>> start Records supplied

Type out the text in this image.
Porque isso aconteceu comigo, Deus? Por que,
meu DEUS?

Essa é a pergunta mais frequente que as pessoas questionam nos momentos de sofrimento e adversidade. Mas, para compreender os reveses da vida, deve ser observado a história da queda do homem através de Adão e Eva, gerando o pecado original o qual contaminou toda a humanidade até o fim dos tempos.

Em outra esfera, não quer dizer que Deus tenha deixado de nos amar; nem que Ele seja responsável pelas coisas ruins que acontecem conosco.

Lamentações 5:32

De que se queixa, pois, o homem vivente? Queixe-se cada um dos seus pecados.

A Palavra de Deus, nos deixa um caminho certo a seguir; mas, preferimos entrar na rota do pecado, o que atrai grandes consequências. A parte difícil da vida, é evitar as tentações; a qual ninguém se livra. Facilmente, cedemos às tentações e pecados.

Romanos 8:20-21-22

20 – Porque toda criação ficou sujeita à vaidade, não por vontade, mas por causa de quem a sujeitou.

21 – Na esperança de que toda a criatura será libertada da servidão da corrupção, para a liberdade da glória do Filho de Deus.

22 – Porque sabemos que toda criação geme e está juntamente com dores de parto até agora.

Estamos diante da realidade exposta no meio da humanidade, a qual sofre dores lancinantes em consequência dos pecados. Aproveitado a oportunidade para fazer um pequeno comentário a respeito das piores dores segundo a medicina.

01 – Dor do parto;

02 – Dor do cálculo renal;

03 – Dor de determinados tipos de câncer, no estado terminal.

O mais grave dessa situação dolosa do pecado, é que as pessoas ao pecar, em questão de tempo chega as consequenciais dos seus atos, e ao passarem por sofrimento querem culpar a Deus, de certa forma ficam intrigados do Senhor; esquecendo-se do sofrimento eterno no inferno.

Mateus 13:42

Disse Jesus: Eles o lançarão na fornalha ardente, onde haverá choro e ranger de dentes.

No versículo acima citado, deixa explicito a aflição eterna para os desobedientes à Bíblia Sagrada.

>> end Records supplied

Would you reproduce the material above in full, exactly as given?

Answer to the task.
Type out the text in this image.
Porque isso aconteceu comigo, Deus? Por que,
meu DEUS?

Essa é a pergunta mais frequente que as pessoas questionam nos momentos de sofrimento e adversidade. Mas, para compreender os reveses da vida, deve ser observado a história da queda do homem através de Adão e Eva, gerando o pecado original o qual contaminou toda a humanidade até o fim dos tempos.

Em outra esfera, não quer dizer que Deus tenha deixado de nos amar; nem que Ele seja responsável pelas coisas ruins que acontecem conosco.

Lamentações 5:32

De que se queixa, pois, o homem vivente? Queixe-se cada um dos seus pecados.

A Palavra de Deus, nos deixa um caminho certo a seguir; mas, preferimos entrar na rota do pecado, o que atrai grandes consequências. A parte difícil da vida, é evitar as tentações; a qual ninguém se livra. Facilmente, cedemos às tentações e pecados.

Romanos 8:20-21-22

20 – Porque toda criação ficou sujeita à vaidade, não por vontade, mas por causa de quem a sujeitou.

21 – Na esperança de que toda a criatura será libertada da servidão da corrupção, para a liberdade da glória do Filho de Deus.

22 – Porque sabemos que toda criação geme e está juntamente com dores de parto até agora.

Estamos diante da realidade exposta no meio da humanidade, a qual sofre dores lancinantes em consequência dos pecados. Aproveitado a oportunidade para fazer um pequeno comentário a respeito das piores dores segundo a medicina.

01 – Dor do parto;

02 – Dor do cálculo renal;

03 – Dor de determinados tipos de câncer, no estado terminal.

O mais grave dessa situação dolosa do pecado, é que as pessoas ao pecar, em questão de tempo chega as consequenciais dos seus atos, e ao passarem por sofrimento querem culpar a Deus, de certa forma ficam intrigados do Senhor; esquecendo-se do sofrimento eterno no inferno.

Mateus 13:42

Disse Jesus: Eles o lançarão na fornalha ardente, onde haverá choro e ranger de dentes.

No versículo acima citado, deixa explicito a aflição eterna para os desobedientes à Bíblia Sagrada.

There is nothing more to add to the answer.